▸ Description of the task
Search the records that follow and extract every line containing the string "screenshot".

Dataset entries
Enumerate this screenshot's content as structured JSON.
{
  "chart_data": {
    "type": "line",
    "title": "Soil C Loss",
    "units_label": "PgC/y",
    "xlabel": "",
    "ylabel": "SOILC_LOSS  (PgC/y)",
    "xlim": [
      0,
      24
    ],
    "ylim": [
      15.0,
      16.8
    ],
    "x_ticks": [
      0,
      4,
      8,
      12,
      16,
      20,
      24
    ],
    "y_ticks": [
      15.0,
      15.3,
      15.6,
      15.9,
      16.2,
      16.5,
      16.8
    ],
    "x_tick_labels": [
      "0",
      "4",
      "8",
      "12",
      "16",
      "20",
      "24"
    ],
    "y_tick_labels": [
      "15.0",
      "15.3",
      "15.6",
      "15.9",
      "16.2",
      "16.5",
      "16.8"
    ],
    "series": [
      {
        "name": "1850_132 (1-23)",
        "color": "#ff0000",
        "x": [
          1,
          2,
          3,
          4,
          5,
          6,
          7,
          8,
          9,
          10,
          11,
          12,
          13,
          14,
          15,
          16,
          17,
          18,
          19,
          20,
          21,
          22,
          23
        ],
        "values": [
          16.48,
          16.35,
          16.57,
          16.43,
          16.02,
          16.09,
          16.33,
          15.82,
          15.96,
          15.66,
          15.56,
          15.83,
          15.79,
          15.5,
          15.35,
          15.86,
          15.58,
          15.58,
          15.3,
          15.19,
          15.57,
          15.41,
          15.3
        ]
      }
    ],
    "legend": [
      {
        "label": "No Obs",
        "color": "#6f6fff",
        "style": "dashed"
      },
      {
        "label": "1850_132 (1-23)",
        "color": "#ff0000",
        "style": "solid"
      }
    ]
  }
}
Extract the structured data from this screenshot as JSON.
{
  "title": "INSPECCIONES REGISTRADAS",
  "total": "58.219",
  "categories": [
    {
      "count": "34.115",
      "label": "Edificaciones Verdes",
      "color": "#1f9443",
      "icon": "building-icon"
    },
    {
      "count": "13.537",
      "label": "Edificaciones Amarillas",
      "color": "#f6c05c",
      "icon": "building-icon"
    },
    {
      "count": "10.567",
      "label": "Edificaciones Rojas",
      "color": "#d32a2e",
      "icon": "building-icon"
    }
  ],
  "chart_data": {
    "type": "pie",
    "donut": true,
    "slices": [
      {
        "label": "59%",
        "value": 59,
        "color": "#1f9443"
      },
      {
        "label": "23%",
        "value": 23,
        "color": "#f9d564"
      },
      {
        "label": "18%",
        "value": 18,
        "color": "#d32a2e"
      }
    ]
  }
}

* * *

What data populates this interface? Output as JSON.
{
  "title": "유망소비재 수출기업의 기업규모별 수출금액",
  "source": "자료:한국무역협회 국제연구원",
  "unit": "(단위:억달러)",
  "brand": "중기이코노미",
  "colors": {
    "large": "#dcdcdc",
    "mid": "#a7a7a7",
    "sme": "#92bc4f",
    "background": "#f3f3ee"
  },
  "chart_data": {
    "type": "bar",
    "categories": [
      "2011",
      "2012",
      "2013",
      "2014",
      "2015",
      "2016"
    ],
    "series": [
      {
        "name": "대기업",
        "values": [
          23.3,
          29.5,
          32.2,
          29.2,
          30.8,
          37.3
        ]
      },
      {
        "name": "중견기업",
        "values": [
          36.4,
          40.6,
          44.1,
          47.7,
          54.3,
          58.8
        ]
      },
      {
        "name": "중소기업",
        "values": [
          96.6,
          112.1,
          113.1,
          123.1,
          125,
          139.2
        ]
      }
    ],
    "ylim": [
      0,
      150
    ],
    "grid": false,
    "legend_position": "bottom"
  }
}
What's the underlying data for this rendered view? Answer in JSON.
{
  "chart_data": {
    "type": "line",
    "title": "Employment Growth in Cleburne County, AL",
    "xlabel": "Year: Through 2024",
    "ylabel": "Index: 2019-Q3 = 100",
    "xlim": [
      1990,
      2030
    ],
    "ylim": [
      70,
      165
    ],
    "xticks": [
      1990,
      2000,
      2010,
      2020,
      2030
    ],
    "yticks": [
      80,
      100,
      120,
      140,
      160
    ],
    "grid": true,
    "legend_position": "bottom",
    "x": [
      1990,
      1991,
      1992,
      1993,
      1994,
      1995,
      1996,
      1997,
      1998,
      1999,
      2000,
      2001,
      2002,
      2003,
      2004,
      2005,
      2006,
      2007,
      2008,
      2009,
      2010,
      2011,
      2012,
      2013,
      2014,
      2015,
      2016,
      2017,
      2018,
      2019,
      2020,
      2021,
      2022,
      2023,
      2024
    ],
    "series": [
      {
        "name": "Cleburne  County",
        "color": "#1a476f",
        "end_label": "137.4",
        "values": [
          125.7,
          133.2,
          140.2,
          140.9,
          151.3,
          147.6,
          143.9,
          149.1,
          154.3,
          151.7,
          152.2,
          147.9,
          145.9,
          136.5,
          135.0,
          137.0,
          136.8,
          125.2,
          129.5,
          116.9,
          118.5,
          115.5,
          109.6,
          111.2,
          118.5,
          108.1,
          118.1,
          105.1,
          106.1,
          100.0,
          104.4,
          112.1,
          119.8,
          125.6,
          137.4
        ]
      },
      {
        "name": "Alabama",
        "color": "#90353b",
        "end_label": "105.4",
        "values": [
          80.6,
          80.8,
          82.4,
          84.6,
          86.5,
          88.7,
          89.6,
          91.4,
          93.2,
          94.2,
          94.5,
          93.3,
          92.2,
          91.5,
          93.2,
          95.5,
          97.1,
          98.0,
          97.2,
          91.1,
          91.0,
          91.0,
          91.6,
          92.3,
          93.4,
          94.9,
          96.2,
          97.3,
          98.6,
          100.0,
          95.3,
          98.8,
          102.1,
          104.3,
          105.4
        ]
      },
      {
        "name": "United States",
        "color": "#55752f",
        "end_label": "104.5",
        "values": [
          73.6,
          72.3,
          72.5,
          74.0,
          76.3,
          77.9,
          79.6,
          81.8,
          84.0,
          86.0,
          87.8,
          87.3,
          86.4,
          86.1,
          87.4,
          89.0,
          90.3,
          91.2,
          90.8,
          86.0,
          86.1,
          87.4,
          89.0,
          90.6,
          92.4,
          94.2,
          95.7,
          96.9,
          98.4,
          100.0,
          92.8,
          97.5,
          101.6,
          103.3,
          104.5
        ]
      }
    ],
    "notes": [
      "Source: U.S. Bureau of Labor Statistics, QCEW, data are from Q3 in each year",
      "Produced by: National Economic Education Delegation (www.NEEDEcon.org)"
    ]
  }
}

▸ Answer to the task
Enumerate this screenshot's content as structured JSON.
Extract the structured data from this screenshot as JSON.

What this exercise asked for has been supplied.